Items from a dataset
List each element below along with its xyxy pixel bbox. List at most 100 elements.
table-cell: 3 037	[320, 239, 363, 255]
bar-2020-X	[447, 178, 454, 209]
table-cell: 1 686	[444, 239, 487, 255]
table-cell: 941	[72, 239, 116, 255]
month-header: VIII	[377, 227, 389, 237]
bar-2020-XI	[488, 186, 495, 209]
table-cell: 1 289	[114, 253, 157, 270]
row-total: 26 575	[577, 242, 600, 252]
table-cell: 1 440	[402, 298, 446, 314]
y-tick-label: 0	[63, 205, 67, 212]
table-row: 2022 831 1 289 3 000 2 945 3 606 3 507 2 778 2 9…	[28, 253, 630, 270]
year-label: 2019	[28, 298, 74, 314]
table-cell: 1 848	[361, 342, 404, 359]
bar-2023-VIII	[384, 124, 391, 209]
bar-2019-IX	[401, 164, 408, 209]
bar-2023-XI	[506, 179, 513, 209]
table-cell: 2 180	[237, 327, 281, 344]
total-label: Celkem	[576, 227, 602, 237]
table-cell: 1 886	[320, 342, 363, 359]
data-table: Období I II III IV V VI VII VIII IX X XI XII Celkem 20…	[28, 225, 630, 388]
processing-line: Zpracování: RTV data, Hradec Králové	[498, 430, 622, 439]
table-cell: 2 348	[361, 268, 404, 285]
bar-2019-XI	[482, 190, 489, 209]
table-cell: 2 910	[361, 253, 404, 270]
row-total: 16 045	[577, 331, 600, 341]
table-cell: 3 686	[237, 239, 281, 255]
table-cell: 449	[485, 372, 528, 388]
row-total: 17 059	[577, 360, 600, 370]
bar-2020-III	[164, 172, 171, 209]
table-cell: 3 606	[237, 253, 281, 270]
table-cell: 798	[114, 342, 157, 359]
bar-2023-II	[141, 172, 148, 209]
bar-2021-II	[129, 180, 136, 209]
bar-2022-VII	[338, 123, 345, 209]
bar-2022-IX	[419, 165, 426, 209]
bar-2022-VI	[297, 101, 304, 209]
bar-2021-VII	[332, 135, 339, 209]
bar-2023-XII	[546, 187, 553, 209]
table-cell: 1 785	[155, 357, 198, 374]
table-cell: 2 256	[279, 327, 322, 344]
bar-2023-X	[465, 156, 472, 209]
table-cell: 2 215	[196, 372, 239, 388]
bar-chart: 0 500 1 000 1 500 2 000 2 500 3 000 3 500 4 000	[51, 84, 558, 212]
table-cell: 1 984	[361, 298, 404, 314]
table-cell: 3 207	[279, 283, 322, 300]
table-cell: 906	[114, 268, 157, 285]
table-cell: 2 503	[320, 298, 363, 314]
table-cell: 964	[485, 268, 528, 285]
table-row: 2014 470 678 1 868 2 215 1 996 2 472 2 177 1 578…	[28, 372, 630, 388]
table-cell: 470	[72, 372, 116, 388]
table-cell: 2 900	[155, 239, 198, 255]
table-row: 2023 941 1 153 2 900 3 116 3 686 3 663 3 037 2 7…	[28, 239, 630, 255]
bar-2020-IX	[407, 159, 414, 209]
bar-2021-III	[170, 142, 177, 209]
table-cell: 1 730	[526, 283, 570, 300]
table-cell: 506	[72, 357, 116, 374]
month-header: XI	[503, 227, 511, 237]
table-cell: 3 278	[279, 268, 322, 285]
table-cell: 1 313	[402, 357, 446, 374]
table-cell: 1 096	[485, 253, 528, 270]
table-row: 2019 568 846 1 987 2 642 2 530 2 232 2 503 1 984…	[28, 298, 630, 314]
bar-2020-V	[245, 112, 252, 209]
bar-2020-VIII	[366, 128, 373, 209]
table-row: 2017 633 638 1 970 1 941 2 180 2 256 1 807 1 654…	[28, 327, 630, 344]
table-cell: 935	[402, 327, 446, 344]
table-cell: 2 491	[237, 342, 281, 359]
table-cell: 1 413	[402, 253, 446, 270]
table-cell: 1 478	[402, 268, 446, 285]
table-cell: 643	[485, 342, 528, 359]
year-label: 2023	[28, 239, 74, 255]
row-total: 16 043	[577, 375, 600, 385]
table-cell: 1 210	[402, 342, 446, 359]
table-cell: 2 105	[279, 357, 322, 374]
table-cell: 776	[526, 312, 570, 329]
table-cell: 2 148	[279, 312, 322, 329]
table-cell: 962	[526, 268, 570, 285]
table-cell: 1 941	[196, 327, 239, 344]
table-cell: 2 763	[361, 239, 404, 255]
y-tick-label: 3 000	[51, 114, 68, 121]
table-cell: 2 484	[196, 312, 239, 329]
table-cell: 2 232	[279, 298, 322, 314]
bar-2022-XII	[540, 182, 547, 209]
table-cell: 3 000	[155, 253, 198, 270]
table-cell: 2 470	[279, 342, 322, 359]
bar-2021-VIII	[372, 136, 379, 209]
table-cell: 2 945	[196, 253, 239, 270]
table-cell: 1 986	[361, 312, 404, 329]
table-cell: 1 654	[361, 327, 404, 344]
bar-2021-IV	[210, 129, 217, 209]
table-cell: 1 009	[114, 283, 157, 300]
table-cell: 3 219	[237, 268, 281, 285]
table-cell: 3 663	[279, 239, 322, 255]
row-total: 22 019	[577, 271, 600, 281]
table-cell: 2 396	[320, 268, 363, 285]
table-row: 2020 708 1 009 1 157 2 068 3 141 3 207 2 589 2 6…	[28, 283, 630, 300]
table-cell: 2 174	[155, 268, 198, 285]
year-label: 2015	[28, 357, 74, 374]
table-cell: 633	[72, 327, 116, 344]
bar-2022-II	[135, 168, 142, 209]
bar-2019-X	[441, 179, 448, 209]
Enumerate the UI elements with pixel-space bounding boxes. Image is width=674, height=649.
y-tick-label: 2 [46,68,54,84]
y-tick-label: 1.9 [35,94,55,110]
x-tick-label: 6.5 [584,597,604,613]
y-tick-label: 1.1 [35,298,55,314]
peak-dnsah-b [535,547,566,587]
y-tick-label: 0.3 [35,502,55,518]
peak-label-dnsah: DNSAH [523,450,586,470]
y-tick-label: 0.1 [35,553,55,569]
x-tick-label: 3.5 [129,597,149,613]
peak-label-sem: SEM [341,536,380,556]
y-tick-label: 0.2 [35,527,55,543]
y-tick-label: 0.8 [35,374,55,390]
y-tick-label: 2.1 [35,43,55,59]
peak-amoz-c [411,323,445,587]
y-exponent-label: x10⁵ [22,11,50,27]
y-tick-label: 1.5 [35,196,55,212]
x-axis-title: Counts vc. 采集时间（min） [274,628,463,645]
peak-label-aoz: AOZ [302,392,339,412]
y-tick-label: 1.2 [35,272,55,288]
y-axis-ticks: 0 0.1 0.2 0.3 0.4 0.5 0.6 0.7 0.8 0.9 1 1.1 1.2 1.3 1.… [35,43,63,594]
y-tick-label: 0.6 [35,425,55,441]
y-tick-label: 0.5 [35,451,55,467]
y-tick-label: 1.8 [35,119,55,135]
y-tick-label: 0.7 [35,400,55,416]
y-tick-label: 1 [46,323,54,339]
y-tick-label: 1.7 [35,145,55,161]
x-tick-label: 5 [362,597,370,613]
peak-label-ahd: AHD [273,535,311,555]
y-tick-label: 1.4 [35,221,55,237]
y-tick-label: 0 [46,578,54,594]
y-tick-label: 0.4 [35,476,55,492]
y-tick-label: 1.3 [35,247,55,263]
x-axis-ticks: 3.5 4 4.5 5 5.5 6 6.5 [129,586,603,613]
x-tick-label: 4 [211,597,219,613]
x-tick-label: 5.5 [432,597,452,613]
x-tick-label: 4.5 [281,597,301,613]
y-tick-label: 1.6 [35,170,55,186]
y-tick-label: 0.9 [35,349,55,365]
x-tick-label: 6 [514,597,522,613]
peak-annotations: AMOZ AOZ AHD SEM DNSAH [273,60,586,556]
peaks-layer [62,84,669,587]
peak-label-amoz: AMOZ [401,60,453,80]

- **Stated goal**: Repeat the items verbatim from the start through the line that contains "205, 67, 212]", including both ends.

- **Response for this exercise**:
List each element below along with its xyxy pixel bbox. List at most 100 elements.
table-cell: 3 037	[320, 239, 363, 255]
bar-2020-X	[447, 178, 454, 209]
table-cell: 1 686	[444, 239, 487, 255]
table-cell: 941	[72, 239, 116, 255]
month-header: VIII	[377, 227, 389, 237]
bar-2020-XI	[488, 186, 495, 209]
table-cell: 1 289	[114, 253, 157, 270]
row-total: 26 575	[577, 242, 600, 252]
table-cell: 1 440	[402, 298, 446, 314]
y-tick-label: 0	[63, 205, 67, 212]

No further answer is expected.